● EXERCISE PROMPT
Repeat every entry in the listing below, exactly.

--- TASK MATERIAL ---

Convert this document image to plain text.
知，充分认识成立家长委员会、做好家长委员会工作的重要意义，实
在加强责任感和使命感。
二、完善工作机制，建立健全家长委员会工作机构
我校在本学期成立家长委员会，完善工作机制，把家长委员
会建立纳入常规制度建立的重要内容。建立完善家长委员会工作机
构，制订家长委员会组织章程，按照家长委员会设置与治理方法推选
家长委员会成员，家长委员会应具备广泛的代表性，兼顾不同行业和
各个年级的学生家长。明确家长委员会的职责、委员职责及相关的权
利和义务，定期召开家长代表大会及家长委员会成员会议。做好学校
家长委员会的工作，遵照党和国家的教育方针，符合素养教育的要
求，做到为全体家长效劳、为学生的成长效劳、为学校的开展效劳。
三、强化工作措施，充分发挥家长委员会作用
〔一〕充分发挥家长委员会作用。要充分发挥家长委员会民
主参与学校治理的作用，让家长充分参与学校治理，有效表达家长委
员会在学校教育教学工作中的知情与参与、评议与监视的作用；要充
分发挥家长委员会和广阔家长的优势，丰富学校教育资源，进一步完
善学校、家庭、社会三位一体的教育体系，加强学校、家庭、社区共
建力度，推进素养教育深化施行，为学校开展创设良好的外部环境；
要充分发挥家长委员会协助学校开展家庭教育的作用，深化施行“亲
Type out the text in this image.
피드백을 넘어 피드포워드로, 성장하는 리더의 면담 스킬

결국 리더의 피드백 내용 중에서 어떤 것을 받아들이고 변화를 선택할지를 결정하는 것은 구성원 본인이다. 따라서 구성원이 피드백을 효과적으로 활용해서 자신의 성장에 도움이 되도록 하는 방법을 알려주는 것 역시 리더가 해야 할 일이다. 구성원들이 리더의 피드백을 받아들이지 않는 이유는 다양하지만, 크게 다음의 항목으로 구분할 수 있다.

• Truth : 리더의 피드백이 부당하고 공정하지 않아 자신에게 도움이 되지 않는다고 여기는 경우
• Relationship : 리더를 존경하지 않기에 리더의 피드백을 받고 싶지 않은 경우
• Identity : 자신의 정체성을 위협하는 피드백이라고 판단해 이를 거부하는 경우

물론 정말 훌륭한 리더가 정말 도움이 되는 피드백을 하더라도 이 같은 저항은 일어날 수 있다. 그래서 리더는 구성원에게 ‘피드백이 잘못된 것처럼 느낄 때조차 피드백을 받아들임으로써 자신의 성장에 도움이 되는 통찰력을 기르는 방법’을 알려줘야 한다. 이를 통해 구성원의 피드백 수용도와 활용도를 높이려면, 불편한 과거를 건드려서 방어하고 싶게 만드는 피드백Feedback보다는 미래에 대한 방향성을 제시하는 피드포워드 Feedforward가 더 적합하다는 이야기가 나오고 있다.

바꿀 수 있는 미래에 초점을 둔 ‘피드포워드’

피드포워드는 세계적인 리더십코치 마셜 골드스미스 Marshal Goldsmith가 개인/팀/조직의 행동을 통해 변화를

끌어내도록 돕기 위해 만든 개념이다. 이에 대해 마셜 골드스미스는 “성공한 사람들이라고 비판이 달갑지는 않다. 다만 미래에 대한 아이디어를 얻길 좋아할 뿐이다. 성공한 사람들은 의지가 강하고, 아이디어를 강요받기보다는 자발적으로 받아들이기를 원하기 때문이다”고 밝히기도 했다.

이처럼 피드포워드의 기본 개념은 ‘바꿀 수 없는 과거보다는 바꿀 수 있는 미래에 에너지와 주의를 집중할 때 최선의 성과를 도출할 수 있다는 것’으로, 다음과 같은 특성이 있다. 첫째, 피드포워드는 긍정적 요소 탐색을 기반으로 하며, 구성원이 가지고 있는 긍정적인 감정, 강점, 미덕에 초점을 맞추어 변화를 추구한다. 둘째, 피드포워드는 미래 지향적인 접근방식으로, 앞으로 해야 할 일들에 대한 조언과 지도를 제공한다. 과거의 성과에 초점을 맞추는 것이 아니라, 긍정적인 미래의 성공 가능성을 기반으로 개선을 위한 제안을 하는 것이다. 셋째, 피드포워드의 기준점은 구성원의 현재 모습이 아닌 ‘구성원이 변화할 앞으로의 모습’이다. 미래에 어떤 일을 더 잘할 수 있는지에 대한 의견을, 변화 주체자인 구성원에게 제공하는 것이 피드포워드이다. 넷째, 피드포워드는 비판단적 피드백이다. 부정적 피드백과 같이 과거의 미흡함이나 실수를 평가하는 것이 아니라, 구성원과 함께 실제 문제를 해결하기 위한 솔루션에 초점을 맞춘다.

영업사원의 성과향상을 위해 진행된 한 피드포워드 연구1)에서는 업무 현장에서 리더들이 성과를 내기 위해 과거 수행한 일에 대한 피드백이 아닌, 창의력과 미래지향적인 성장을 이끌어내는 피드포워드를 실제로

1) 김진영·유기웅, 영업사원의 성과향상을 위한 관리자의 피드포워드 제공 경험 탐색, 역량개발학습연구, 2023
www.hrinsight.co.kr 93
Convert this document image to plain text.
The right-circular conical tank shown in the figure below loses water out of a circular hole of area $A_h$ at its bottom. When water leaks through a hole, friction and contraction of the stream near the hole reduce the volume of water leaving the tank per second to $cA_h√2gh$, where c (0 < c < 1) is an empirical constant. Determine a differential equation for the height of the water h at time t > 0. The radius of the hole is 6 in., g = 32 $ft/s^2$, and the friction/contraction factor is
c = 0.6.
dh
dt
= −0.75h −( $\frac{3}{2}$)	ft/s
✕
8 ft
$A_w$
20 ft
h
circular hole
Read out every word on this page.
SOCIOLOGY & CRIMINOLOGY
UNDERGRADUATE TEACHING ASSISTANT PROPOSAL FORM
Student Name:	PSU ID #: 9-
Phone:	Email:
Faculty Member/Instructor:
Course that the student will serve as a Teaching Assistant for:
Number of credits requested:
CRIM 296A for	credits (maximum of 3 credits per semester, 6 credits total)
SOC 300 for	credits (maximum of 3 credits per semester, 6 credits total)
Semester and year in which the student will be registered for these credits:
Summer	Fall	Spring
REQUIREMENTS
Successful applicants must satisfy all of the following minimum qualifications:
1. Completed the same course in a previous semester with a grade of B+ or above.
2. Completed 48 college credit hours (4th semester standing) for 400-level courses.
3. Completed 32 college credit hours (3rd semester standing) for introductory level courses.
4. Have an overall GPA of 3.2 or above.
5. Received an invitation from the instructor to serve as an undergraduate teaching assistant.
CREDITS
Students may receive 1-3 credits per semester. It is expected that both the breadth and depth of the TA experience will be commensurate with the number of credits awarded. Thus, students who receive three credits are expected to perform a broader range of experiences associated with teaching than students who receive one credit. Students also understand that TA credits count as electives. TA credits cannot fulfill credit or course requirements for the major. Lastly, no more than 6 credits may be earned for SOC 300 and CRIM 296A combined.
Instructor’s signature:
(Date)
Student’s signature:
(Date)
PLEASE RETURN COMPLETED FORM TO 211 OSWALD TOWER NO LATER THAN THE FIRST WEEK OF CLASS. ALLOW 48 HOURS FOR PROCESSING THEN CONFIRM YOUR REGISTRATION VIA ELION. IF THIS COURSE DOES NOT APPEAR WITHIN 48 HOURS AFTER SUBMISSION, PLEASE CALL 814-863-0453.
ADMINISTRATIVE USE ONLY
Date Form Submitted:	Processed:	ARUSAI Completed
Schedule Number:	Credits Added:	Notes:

---

● RESULT OF THE EXERCISE
Convert this document image to plain text.
知，充分认识成立家长委员会、做好家长委员会工作的重要意义，实
在加强责任感和使命感。
二、完善工作机制，建立健全家长委员会工作机构
我校在本学期成立家长委员会，完善工作机制，把家长委员
会建立纳入常规制度建立的重要内容。建立完善家长委员会工作机
构，制订家长委员会组织章程，按照家长委员会设置与治理方法推选
家长委员会成员，家长委员会应具备广泛的代表性，兼顾不同行业和
各个年级的学生家长。明确家长委员会的职责、委员职责及相关的权
利和义务，定期召开家长代表大会及家长委员会成员会议。做好学校
家长委员会的工作，遵照党和国家的教育方针，符合素养教育的要
求，做到为全体家长效劳、为学生的成长效劳、为学校的开展效劳。
三、强化工作措施，充分发挥家长委员会作用
〔一〕充分发挥家长委员会作用。要充分发挥家长委员会民
主参与学校治理的作用，让家长充分参与学校治理，有效表达家长委
员会在学校教育教学工作中的知情与参与、评议与监视的作用；要充
分发挥家长委员会和广阔家长的优势，丰富学校教育资源，进一步完
善学校、家庭、社会三位一体的教育体系，加强学校、家庭、社区共
建力度，推进素养教育深化施行，为学校开展创设良好的外部环境；
要充分发挥家长委员会协助学校开展家庭教育的作用，深化施行“亲
Type out the text in this image.
피드백을 넘어 피드포워드로, 성장하는 리더의 면담 스킬

결국 리더의 피드백 내용 중에서 어떤 것을 받아들이고 변화를 선택할지를 결정하는 것은 구성원 본인이다. 따라서 구성원이 피드백을 효과적으로 활용해서 자신의 성장에 도움이 되도록 하는 방법을 알려주는 것 역시 리더가 해야 할 일이다. 구성원들이 리더의 피드백을 받아들이지 않는 이유는 다양하지만, 크게 다음의 항목으로 구분할 수 있다.

• Truth : 리더의 피드백이 부당하고 공정하지 않아 자신에게 도움이 되지 않는다고 여기는 경우
• Relationship : 리더를 존경하지 않기에 리더의 피드백을 받고 싶지 않은 경우
• Identity : 자신의 정체성을 위협하는 피드백이라고 판단해 이를 거부하는 경우

물론 정말 훌륭한 리더가 정말 도움이 되는 피드백을 하더라도 이 같은 저항은 일어날 수 있다. 그래서 리더는 구성원에게 ‘피드백이 잘못된 것처럼 느낄 때조차 피드백을 받아들임으로써 자신의 성장에 도움이 되는 통찰력을 기르는 방법’을 알려줘야 한다. 이를 통해 구성원의 피드백 수용도와 활용도를 높이려면, 불편한 과거를 건드려서 방어하고 싶게 만드는 피드백Feedback보다는 미래에 대한 방향성을 제시하는 피드포워드 Feedforward가 더 적합하다는 이야기가 나오고 있다.

바꿀 수 있는 미래에 초점을 둔 ‘피드포워드’

피드포워드는 세계적인 리더십코치 마셜 골드스미스 Marshal Goldsmith가 개인/팀/조직의 행동을 통해 변화를

끌어내도록 돕기 위해 만든 개념이다. 이에 대해 마셜 골드스미스는 “성공한 사람들이라고 비판이 달갑지는 않다. 다만 미래에 대한 아이디어를 얻길 좋아할 뿐이다. 성공한 사람들은 의지가 강하고, 아이디어를 강요받기보다는 자발적으로 받아들이기를 원하기 때문이다”고 밝히기도 했다.

이처럼 피드포워드의 기본 개념은 ‘바꿀 수 없는 과거보다는 바꿀 수 있는 미래에 에너지와 주의를 집중할 때 최선의 성과를 도출할 수 있다는 것’으로, 다음과 같은 특성이 있다. 첫째, 피드포워드는 긍정적 요소 탐색을 기반으로 하며, 구성원이 가지고 있는 긍정적인 감정, 강점, 미덕에 초점을 맞추어 변화를 추구한다. 둘째, 피드포워드는 미래 지향적인 접근방식으로, 앞으로 해야 할 일들에 대한 조언과 지도를 제공한다. 과거의 성과에 초점을 맞추는 것이 아니라, 긍정적인 미래의 성공 가능성을 기반으로 개선을 위한 제안을 하는 것이다. 셋째, 피드포워드의 기준점은 구성원의 현재 모습이 아닌 ‘구성원이 변화할 앞으로의 모습’이다. 미래에 어떤 일을 더 잘할 수 있는지에 대한 의견을, 변화 주체자인 구성원에게 제공하는 것이 피드포워드이다. 넷째, 피드포워드는 비판단적 피드백이다. 부정적 피드백과 같이 과거의 미흡함이나 실수를 평가하는 것이 아니라, 구성원과 함께 실제 문제를 해결하기 위한 솔루션에 초점을 맞춘다.

영업사원의 성과향상을 위해 진행된 한 피드포워드 연구1)에서는 업무 현장에서 리더들이 성과를 내기 위해 과거 수행한 일에 대한 피드백이 아닌, 창의력과 미래지향적인 성장을 이끌어내는 피드포워드를 실제로

1) 김진영·유기웅, 영업사원의 성과향상을 위한 관리자의 피드포워드 제공 경험 탐색, 역량개발학습연구, 2023
www.hrinsight.co.kr 93
Convert this document image to plain text.
The right-circular conical tank shown in the figure below loses water out of a circular hole of area $A_h$ at its bottom. When water leaks through a hole, friction and contraction of the stream near the hole reduce the volume of water leaving the tank per second to $cA_h√2gh$, where c (0 < c < 1) is an empirical constant. Determine a differential equation for the height of the water h at time t > 0. The radius of the hole is 6 in., g = 32 $ft/s^2$, and the friction/contraction factor is
c = 0.6.
dh
dt
= −0.75h −( $\frac{3}{2}$)	ft/s
✕
8 ft
$A_w$
20 ft
h
circular hole
Read out every word on this page.
SOCIOLOGY & CRIMINOLOGY
UNDERGRADUATE TEACHING ASSISTANT PROPOSAL FORM
Student Name:	PSU ID #: 9-
Phone:	Email:
Faculty Member/Instructor:
Course that the student will serve as a Teaching Assistant for:
Number of credits requested:
CRIM 296A for	credits (maximum of 3 credits per semester, 6 credits total)
SOC 300 for	credits (maximum of 3 credits per semester, 6 credits total)
Semester and year in which the student will be registered for these credits:
Summer	Fall	Spring
REQUIREMENTS
Successful applicants must satisfy all of the following minimum qualifications:
1. Completed the same course in a previous semester with a grade of B+ or above.
2. Completed 48 college credit hours (4th semester standing) for 400-level courses.
3. Completed 32 college credit hours (3rd semester standing) for introductory level courses.
4. Have an overall GPA of 3.2 or above.
5. Received an invitation from the instructor to serve as an undergraduate teaching assistant.
CREDITS
Students may receive 1-3 credits per semester. It is expected that both the breadth and depth of the TA experience will be commensurate with the number of credits awarded. Thus, students who receive three credits are expected to perform a broader range of experiences associated with teaching than students who receive one credit. Students also understand that TA credits count as electives. TA credits cannot fulfill credit or course requirements for the major. Lastly, no more than 6 credits may be earned for SOC 300 and CRIM 296A combined.
Instructor’s signature:
(Date)
Student’s signature:
(Date)
PLEASE RETURN COMPLETED FORM TO 211 OSWALD TOWER NO LATER THAN THE FIRST WEEK OF CLASS. ALLOW 48 HOURS FOR PROCESSING THEN CONFIRM YOUR REGISTRATION VIA ELION. IF THIS COURSE DOES NOT APPEAR WITHIN 48 HOURS AFTER SUBMISSION, PLEASE CALL 814-863-0453.
ADMINISTRATIVE USE ONLY
Date Form Submitted:	Processed:	ARUSAI Completed
Schedule Number:	Credits Added:	Notes:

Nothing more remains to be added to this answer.